Data tied to figure images:

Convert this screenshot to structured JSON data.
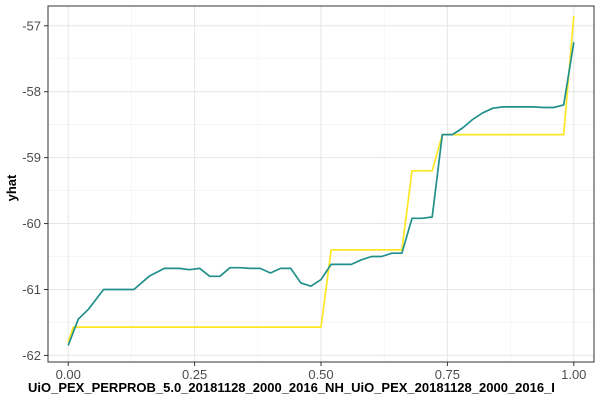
{
  "chart_data": {
    "type": "line",
    "title": "",
    "xlabel": "UiO_PEX_PERPROB_5.0_20181128_2000_2016_NH_UiO_PEX_20181128_2000_2016_I",
    "ylabel": "yhat",
    "xlim": [
      -0.04,
      1.04
    ],
    "ylim": [
      -62.1,
      -56.7
    ],
    "x_ticks": [
      0.0,
      0.25,
      0.5,
      0.75,
      1.0
    ],
    "x_tick_labels": [
      "0.00",
      "0.25",
      "0.50",
      "0.75",
      "1.00"
    ],
    "y_ticks": [
      -62,
      -61,
      -60,
      -59,
      -58,
      -57
    ],
    "y_tick_labels": [
      "-62",
      "-61",
      "-60",
      "-59",
      "-58",
      "-57"
    ],
    "grid": true,
    "legend": "none",
    "series": [
      {
        "color": "#fde725",
        "x": [
          0.0,
          0.01,
          0.5,
          0.52,
          0.66,
          0.68,
          0.72,
          0.74,
          0.98,
          1.0
        ],
        "y": [
          -61.8,
          -61.57,
          -61.57,
          -60.4,
          -60.4,
          -59.2,
          -59.2,
          -58.65,
          -58.65,
          -56.85
        ]
      },
      {
        "color": "#21908c",
        "x": [
          0.0,
          0.02,
          0.04,
          0.07,
          0.1,
          0.13,
          0.16,
          0.19,
          0.22,
          0.24,
          0.26,
          0.28,
          0.3,
          0.32,
          0.34,
          0.36,
          0.38,
          0.4,
          0.42,
          0.44,
          0.46,
          0.48,
          0.5,
          0.52,
          0.54,
          0.56,
          0.58,
          0.6,
          0.62,
          0.64,
          0.66,
          0.68,
          0.7,
          0.72,
          0.74,
          0.76,
          0.78,
          0.8,
          0.82,
          0.84,
          0.86,
          0.88,
          0.9,
          0.92,
          0.94,
          0.96,
          0.98,
          1.0
        ],
        "y": [
          -61.85,
          -61.45,
          -61.3,
          -61.0,
          -61.0,
          -61.0,
          -60.8,
          -60.68,
          -60.68,
          -60.7,
          -60.68,
          -60.8,
          -60.8,
          -60.67,
          -60.67,
          -60.68,
          -60.68,
          -60.75,
          -60.68,
          -60.68,
          -60.9,
          -60.95,
          -60.85,
          -60.62,
          -60.62,
          -60.62,
          -60.55,
          -60.5,
          -60.5,
          -60.45,
          -60.45,
          -59.92,
          -59.92,
          -59.9,
          -58.65,
          -58.65,
          -58.55,
          -58.42,
          -58.32,
          -58.25,
          -58.23,
          -58.23,
          -58.23,
          -58.23,
          -58.24,
          -58.24,
          -58.2,
          -57.25
        ]
      }
    ]
  }
}
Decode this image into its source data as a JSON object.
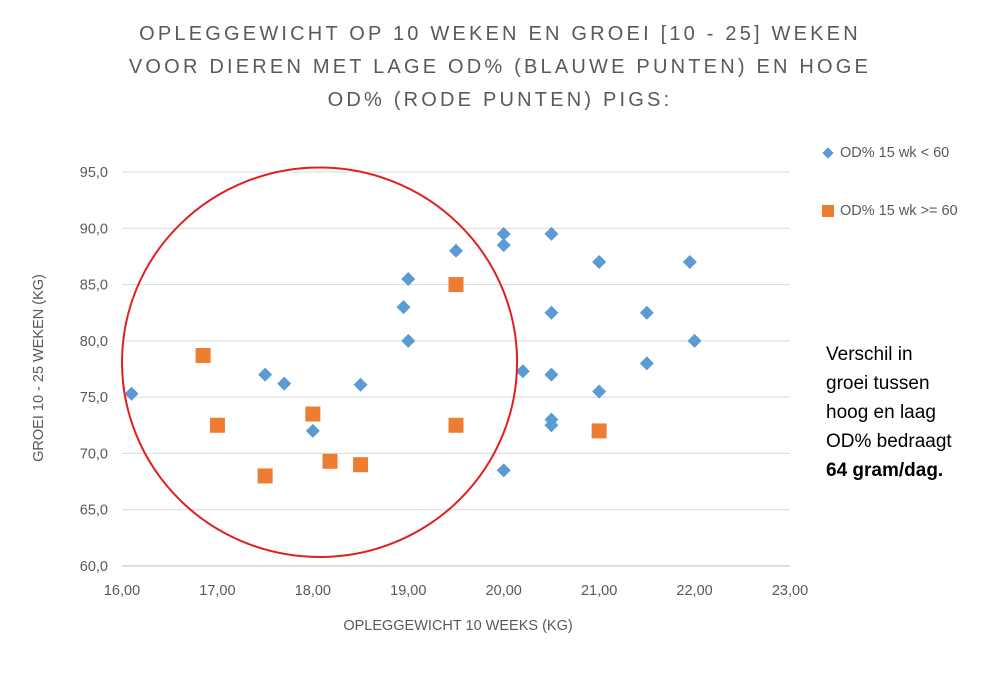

- Instructions to follow -
Exclude the images and reproduce the remaining data exactly.

- Problem solution -
Convert this screenshot to structured JSON data.
{
  "chart_data": {
    "type": "line",
    "title": "",
    "xlabel": "UiO_PEX_PERPROB_5.0_20181128_2000_2016_NH_UiO_PEX_20181128_2000_2016_I",
    "ylabel": "yhat",
    "xlim": [
      -0.04,
      1.04
    ],
    "ylim": [
      -62.1,
      -56.7
    ],
    "x_ticks": [
      0.0,
      0.25,
      0.5,
      0.75,
      1.0
    ],
    "x_tick_labels": [
      "0.00",
      "0.25",
      "0.50",
      "0.75",
      "1.00"
    ],
    "y_ticks": [
      -62,
      -61,
      -60,
      -59,
      -58,
      -57
    ],
    "y_tick_labels": [
      "-62",
      "-61",
      "-60",
      "-59",
      "-58",
      "-57"
    ],
    "grid": true,
    "legend": "none",
    "series": [
      {
        "color": "#fde725",
        "x": [
          0.0,
          0.01,
          0.5,
          0.52,
          0.66,
          0.68,
          0.72,
          0.74,
          0.98,
          1.0
        ],
        "y": [
          -61.8,
          -61.57,
          -61.57,
          -60.4,
          -60.4,
          -59.2,
          -59.2,
          -58.65,
          -58.65,
          -56.85
        ]
      },
      {
        "color": "#21908c",
        "x": [
          0.0,
          0.02,
          0.04,
          0.07,
          0.1,
          0.13,
          0.16,
          0.19,
          0.22,
          0.24,
          0.26,
          0.28,
          0.3,
          0.32,
          0.34,
          0.36,
          0.38,
          0.4,
          0.42,
          0.44,
          0.46,
          0.48,
          0.5,
          0.52,
          0.54,
          0.56,
          0.58,
          0.6,
          0.62,
          0.64,
          0.66,
          0.68,
          0.7,
          0.72,
          0.74,
          0.76,
          0.78,
          0.8,
          0.82,
          0.84,
          0.86,
          0.88,
          0.9,
          0.92,
          0.94,
          0.96,
          0.98,
          1.0
        ],
        "y": [
          -61.85,
          -61.45,
          -61.3,
          -61.0,
          -61.0,
          -61.0,
          -60.8,
          -60.68,
          -60.68,
          -60.7,
          -60.68,
          -60.8,
          -60.8,
          -60.67,
          -60.67,
          -60.68,
          -60.68,
          -60.75,
          -60.68,
          -60.68,
          -60.9,
          -60.95,
          -60.85,
          -60.62,
          -60.62,
          -60.62,
          -60.55,
          -60.5,
          -60.5,
          -60.45,
          -60.45,
          -59.92,
          -59.92,
          -59.9,
          -58.65,
          -58.65,
          -58.55,
          -58.42,
          -58.32,
          -58.25,
          -58.23,
          -58.23,
          -58.23,
          -58.23,
          -58.24,
          -58.24,
          -58.2,
          -57.25
        ]
      }
    ]
  }
}
Decode this image into its source data as a JSON object.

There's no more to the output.